How many of the lines below contain "Dogfood"? Answer with that number alone.

===== Input for this task

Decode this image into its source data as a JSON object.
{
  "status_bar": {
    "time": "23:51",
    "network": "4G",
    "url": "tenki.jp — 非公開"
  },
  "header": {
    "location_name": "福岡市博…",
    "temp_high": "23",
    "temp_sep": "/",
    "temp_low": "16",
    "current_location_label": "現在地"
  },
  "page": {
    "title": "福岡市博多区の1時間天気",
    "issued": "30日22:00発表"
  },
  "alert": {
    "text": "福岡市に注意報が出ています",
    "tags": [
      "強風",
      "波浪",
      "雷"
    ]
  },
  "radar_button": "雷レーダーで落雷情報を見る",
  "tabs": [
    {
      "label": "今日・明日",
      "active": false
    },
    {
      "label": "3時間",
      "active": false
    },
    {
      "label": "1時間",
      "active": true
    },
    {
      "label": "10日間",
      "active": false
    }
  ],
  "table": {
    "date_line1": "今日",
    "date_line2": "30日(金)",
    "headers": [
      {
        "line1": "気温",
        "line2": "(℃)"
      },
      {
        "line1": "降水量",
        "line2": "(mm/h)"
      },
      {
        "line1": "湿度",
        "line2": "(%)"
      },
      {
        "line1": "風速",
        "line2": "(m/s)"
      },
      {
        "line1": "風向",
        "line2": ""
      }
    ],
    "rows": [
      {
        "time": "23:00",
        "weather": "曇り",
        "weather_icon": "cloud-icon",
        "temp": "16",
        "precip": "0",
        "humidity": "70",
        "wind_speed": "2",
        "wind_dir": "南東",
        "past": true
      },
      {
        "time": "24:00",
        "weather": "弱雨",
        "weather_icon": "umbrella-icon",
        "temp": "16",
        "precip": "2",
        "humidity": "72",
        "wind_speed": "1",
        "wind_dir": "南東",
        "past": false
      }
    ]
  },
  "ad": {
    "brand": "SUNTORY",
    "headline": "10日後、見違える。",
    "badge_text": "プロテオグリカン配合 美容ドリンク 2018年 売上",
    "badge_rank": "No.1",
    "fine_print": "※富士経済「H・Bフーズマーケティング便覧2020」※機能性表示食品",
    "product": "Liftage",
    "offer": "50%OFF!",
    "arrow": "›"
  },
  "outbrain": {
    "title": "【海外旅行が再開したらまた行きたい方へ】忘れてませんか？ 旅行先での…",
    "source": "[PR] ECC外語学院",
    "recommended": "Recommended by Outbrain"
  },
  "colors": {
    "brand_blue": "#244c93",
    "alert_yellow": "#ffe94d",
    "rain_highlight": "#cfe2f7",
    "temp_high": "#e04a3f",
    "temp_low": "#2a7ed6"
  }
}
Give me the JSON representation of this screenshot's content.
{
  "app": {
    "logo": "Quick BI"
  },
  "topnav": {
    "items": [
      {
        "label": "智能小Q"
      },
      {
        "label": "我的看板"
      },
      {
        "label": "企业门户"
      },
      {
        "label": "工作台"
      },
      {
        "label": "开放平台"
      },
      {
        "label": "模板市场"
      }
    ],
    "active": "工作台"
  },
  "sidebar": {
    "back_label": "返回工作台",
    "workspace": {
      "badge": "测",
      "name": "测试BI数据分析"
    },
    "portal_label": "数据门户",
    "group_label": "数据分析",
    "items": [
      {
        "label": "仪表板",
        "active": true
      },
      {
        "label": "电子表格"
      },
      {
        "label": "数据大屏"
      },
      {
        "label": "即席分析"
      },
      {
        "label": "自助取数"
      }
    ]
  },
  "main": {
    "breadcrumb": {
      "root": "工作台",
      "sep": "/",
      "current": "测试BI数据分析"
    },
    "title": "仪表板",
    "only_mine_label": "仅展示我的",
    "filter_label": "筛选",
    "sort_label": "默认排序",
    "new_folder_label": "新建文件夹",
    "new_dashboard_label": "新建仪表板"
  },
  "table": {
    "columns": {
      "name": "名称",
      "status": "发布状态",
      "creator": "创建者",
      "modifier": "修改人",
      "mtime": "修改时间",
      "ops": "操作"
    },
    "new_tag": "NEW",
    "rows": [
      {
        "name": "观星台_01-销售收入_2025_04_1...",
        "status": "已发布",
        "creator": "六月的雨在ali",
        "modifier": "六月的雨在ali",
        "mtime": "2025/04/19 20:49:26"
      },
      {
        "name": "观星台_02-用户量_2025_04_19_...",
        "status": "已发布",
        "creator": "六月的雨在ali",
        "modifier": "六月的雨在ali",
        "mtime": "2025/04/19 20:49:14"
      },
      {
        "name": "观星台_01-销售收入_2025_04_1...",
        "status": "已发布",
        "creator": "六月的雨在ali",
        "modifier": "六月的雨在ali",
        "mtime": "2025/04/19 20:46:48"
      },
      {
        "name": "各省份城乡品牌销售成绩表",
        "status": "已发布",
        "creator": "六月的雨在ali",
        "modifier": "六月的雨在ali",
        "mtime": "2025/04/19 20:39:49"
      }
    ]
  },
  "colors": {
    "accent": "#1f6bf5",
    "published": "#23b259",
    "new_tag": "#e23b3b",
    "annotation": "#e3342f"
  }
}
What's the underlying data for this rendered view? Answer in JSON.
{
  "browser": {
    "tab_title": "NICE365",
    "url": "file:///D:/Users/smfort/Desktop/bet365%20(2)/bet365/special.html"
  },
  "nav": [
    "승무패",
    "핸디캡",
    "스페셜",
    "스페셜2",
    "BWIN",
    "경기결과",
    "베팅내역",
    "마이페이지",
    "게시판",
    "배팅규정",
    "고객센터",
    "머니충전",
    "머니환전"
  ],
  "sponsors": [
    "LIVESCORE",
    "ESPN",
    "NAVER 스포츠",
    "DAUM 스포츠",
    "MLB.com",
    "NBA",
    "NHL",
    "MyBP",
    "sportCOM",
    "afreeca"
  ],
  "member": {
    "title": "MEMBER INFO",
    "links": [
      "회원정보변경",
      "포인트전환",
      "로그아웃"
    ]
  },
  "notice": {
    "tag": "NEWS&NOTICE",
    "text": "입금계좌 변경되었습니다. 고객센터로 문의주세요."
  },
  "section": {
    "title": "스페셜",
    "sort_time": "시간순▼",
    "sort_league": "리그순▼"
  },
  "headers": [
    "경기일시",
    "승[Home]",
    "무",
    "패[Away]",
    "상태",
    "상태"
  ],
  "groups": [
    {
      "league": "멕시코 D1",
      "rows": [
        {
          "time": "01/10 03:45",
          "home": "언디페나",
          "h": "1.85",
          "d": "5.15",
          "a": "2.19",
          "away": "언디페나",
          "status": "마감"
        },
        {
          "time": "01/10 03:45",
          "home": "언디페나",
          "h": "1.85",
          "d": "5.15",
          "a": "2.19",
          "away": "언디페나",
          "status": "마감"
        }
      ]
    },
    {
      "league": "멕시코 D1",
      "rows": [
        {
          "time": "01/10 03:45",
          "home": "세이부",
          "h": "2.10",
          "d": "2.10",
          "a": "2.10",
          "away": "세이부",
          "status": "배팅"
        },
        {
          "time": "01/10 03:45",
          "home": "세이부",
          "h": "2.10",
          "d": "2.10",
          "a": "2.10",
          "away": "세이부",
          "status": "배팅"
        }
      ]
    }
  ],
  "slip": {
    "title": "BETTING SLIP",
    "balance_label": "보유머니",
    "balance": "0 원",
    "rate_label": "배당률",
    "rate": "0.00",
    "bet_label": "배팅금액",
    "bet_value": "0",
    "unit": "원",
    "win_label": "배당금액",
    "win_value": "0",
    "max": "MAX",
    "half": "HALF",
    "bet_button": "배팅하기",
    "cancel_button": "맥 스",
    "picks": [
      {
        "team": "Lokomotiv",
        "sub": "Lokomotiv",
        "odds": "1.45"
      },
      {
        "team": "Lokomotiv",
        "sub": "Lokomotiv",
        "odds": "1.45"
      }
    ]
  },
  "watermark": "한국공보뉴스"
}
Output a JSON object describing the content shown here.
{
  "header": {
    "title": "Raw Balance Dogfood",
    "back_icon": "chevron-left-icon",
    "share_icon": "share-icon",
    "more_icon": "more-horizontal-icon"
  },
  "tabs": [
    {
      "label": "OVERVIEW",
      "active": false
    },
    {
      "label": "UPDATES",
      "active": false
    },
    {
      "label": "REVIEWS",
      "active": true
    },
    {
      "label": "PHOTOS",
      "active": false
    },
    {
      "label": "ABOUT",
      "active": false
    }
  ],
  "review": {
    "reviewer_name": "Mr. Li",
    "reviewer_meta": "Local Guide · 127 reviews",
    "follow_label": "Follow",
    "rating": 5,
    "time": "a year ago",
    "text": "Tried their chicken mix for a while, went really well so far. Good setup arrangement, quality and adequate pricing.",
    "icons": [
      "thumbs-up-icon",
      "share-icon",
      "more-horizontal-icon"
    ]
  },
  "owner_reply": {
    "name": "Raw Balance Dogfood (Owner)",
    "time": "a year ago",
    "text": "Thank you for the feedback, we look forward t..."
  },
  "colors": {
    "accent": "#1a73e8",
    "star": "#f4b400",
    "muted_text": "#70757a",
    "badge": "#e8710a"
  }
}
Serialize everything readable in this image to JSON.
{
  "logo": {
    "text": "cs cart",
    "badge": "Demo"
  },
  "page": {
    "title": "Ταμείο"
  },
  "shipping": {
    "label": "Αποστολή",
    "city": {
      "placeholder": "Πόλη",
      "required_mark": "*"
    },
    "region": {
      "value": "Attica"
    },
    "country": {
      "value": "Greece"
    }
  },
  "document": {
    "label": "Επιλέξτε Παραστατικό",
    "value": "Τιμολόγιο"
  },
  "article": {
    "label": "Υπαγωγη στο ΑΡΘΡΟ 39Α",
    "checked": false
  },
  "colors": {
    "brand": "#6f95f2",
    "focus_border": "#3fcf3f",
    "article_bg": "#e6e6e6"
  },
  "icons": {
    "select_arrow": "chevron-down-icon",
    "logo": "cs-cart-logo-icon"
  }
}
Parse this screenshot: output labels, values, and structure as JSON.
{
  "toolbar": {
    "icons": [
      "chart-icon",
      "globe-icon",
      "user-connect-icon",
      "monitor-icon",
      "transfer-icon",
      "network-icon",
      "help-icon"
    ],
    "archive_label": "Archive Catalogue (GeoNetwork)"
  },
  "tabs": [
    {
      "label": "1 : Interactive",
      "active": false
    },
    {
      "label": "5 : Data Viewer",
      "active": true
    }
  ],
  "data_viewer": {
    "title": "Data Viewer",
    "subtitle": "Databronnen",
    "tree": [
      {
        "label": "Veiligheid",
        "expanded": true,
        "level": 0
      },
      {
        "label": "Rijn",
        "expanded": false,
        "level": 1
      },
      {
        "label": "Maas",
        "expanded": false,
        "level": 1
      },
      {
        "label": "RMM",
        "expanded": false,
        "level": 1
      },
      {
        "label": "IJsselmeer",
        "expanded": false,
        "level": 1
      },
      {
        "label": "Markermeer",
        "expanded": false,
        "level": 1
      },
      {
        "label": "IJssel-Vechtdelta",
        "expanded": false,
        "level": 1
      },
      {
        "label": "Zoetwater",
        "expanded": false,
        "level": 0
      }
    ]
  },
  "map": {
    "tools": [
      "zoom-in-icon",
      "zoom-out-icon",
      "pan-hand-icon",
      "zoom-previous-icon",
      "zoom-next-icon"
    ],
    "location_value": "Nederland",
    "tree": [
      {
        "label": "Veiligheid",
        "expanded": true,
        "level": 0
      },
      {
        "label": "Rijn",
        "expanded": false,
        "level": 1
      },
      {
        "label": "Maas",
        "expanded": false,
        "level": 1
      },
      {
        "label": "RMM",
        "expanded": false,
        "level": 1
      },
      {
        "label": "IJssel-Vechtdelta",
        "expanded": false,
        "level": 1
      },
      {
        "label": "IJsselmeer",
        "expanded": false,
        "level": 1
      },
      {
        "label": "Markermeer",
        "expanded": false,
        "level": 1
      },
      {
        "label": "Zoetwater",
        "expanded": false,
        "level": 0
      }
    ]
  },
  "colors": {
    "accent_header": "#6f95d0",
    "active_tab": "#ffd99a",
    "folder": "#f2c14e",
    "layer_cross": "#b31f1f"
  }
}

==========

→ Solved problem
2